▸ **Required work**
Report, as a bare number, how many lines contain the string "房源类型".

──────── Information shown ────────

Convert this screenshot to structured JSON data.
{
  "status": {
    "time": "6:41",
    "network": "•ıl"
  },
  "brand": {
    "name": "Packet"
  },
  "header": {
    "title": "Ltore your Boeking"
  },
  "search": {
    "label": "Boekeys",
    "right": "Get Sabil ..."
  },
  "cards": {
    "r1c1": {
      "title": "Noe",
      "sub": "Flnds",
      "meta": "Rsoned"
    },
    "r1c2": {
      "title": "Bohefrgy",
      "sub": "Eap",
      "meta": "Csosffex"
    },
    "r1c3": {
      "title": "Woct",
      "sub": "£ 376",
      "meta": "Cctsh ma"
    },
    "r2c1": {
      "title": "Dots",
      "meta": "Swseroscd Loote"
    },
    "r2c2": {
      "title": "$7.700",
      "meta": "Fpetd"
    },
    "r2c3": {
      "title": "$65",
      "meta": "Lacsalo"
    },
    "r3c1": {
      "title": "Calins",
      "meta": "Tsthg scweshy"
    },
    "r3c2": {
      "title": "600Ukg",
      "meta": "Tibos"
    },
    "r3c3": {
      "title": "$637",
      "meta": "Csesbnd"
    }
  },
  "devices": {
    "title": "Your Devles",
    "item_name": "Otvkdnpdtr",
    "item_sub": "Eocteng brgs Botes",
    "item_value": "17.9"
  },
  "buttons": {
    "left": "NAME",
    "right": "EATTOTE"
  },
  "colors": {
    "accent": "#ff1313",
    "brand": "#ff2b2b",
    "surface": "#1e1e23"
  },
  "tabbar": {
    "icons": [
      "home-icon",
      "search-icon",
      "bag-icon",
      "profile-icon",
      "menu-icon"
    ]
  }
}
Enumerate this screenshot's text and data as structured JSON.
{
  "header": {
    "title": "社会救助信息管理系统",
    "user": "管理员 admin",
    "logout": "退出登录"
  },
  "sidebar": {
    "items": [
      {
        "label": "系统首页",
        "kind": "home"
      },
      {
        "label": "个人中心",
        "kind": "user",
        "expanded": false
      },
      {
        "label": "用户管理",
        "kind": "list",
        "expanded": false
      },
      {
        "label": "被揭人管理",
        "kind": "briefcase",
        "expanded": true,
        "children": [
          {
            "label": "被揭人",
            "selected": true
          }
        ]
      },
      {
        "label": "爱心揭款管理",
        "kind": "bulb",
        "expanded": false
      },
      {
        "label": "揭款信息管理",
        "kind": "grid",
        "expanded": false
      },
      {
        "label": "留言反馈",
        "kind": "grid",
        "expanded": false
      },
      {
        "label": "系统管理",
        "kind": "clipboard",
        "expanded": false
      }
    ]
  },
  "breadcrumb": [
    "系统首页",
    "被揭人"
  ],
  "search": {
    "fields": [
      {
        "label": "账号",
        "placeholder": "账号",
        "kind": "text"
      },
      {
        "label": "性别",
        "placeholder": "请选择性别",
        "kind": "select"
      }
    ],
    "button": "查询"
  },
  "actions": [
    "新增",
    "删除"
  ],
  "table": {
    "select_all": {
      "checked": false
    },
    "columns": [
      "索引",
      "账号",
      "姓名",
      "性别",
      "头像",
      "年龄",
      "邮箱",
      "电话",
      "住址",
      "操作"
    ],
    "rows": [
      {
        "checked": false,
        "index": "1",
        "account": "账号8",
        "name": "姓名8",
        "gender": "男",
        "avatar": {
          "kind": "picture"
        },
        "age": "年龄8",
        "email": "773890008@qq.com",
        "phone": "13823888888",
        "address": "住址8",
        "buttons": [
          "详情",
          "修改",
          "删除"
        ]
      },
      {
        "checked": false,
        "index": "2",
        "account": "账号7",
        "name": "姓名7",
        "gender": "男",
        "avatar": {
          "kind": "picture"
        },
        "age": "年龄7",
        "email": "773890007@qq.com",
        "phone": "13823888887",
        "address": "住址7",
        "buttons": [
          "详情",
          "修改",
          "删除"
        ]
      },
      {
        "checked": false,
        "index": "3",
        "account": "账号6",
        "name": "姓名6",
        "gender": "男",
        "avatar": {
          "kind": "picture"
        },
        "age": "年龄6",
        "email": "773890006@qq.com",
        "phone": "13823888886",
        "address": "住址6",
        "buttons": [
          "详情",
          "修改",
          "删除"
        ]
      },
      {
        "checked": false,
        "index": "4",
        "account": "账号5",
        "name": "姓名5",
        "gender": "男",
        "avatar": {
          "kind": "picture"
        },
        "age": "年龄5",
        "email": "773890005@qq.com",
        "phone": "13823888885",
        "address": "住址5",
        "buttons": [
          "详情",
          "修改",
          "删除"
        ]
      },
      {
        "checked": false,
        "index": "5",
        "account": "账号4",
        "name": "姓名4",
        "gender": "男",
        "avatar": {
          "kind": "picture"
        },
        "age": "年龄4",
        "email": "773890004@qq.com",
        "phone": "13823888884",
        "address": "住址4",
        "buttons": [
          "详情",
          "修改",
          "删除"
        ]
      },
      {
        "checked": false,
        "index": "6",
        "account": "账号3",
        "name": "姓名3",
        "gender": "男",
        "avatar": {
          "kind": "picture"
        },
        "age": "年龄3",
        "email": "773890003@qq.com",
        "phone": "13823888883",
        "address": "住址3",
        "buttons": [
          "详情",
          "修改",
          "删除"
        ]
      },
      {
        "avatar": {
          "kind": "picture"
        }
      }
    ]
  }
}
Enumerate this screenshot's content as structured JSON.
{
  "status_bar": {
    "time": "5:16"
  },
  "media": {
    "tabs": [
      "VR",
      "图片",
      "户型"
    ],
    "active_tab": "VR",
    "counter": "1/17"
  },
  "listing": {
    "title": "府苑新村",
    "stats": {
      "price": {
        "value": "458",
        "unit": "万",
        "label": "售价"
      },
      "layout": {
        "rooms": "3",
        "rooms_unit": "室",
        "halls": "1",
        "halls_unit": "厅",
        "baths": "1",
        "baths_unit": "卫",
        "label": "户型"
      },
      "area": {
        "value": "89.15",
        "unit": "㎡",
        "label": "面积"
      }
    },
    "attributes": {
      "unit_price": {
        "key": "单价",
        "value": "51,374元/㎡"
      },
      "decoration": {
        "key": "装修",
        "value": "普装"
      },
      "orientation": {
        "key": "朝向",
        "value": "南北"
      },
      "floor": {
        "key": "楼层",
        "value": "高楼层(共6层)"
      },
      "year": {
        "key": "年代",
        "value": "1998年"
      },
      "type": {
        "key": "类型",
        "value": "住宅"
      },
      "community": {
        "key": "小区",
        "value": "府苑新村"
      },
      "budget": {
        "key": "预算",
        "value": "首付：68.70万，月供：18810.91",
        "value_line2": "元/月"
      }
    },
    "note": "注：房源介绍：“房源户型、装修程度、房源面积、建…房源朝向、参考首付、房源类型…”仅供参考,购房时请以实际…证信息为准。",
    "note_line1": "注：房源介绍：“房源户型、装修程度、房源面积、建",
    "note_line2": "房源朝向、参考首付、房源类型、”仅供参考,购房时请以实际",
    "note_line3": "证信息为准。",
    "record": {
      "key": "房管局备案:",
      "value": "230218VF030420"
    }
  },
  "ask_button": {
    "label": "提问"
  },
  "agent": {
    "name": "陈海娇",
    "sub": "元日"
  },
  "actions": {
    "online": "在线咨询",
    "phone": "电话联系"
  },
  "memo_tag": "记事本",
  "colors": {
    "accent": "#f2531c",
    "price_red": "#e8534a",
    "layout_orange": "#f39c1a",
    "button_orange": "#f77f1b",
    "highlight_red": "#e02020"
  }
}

────────

▸ **Solution**
2